What is expected :: Your task is to quote the material that follows, in full and exactly.

Dataset content ::
++++++++
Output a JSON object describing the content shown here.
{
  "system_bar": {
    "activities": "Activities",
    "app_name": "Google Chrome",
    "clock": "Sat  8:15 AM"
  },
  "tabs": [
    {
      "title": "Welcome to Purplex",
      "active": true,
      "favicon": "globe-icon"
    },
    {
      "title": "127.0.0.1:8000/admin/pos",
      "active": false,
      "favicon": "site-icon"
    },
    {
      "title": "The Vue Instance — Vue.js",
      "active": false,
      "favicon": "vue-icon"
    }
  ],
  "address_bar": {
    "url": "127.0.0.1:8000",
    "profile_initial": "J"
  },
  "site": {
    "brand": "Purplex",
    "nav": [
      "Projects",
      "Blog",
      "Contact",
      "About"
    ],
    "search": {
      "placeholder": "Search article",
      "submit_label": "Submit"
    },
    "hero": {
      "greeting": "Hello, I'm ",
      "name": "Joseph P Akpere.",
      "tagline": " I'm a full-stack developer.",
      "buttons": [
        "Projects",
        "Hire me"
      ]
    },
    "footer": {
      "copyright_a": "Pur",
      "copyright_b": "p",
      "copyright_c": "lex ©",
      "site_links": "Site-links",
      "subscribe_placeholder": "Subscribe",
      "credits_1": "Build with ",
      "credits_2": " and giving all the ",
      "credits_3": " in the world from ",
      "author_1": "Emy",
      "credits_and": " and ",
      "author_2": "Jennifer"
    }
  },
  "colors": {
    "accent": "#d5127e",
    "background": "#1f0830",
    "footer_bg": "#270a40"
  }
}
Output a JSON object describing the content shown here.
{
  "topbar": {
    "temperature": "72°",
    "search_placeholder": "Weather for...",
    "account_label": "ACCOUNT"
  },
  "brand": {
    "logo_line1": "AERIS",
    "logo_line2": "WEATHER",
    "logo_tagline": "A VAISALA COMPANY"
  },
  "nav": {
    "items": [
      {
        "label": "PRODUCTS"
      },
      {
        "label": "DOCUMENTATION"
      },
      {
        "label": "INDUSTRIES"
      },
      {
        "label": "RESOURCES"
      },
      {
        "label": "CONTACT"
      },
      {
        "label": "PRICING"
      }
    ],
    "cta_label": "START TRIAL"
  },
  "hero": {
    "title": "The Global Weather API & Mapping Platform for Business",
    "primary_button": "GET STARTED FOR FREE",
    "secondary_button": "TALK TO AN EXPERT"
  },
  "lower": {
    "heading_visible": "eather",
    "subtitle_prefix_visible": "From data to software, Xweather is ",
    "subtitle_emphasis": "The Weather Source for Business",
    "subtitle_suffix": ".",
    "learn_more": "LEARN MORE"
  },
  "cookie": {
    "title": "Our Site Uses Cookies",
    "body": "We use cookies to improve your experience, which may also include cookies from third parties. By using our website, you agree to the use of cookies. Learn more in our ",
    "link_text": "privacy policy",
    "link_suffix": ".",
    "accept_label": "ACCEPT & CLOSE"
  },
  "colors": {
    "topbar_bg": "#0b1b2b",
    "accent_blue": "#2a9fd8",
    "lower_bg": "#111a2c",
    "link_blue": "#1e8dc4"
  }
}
++++++++
Expected output ::
Output a JSON object describing the content shown here.
{
  "system_bar": {
    "activities": "Activities",
    "app_name": "Google Chrome",
    "clock": "Sat  8:15 AM"
  },
  "tabs": [
    {
      "title": "Welcome to Purplex",
      "active": true,
      "favicon": "globe-icon"
    },
    {
      "title": "127.0.0.1:8000/admin/pos",
      "active": false,
      "favicon": "site-icon"
    },
    {
      "title": "The Vue Instance — Vue.js",
      "active": false,
      "favicon": "vue-icon"
    }
  ],
  "address_bar": {
    "url": "127.0.0.1:8000",
    "profile_initial": "J"
  },
  "site": {
    "brand": "Purplex",
    "nav": [
      "Projects",
      "Blog",
      "Contact",
      "About"
    ],
    "search": {
      "placeholder": "Search article",
      "submit_label": "Submit"
    },
    "hero": {
      "greeting": "Hello, I'm ",
      "name": "Joseph P Akpere.",
      "tagline": " I'm a full-stack developer.",
      "buttons": [
        "Projects",
        "Hire me"
      ]
    },
    "footer": {
      "copyright_a": "Pur",
      "copyright_b": "p",
      "copyright_c": "lex ©",
      "site_links": "Site-links",
      "subscribe_placeholder": "Subscribe",
      "credits_1": "Build with ",
      "credits_2": " and giving all the ",
      "credits_3": " in the world from ",
      "author_1": "Emy",
      "credits_and": " and ",
      "author_2": "Jennifer"
    }
  },
  "colors": {
    "accent": "#d5127e",
    "background": "#1f0830",
    "footer_bg": "#270a40"
  }
}
Output a JSON object describing the content shown here.
{
  "topbar": {
    "temperature": "72°",
    "search_placeholder": "Weather for...",
    "account_label": "ACCOUNT"
  },
  "brand": {
    "logo_line1": "AERIS",
    "logo_line2": "WEATHER",
    "logo_tagline": "A VAISALA COMPANY"
  },
  "nav": {
    "items": [
      {
        "label": "PRODUCTS"
      },
      {
        "label": "DOCUMENTATION"
      },
      {
        "label": "INDUSTRIES"
      },
      {
        "label": "RESOURCES"
      },
      {
        "label": "CONTACT"
      },
      {
        "label": "PRICING"
      }
    ],
    "cta_label": "START TRIAL"
  },
  "hero": {
    "title": "The Global Weather API & Mapping Platform for Business",
    "primary_button": "GET STARTED FOR FREE",
    "secondary_button": "TALK TO AN EXPERT"
  },
  "lower": {
    "heading_visible": "eather",
    "subtitle_prefix_visible": "From data to software, Xweather is ",
    "subtitle_emphasis": "The Weather Source for Business",
    "subtitle_suffix": ".",
    "learn_more": "LEARN MORE"
  },
  "cookie": {
    "title": "Our Site Uses Cookies",
    "body": "We use cookies to improve your experience, which may also include cookies from third parties. By using our website, you agree to the use of cookies. Learn more in our ",
    "link_text": "privacy policy",
    "link_suffix": ".",
    "accept_label": "ACCEPT & CLOSE"
  },
  "colors": {
    "topbar_bg": "#0b1b2b",
    "accent_blue": "#2a9fd8",
    "lower_bg": "#111a2c",
    "link_blue": "#1e8dc4"
  }
}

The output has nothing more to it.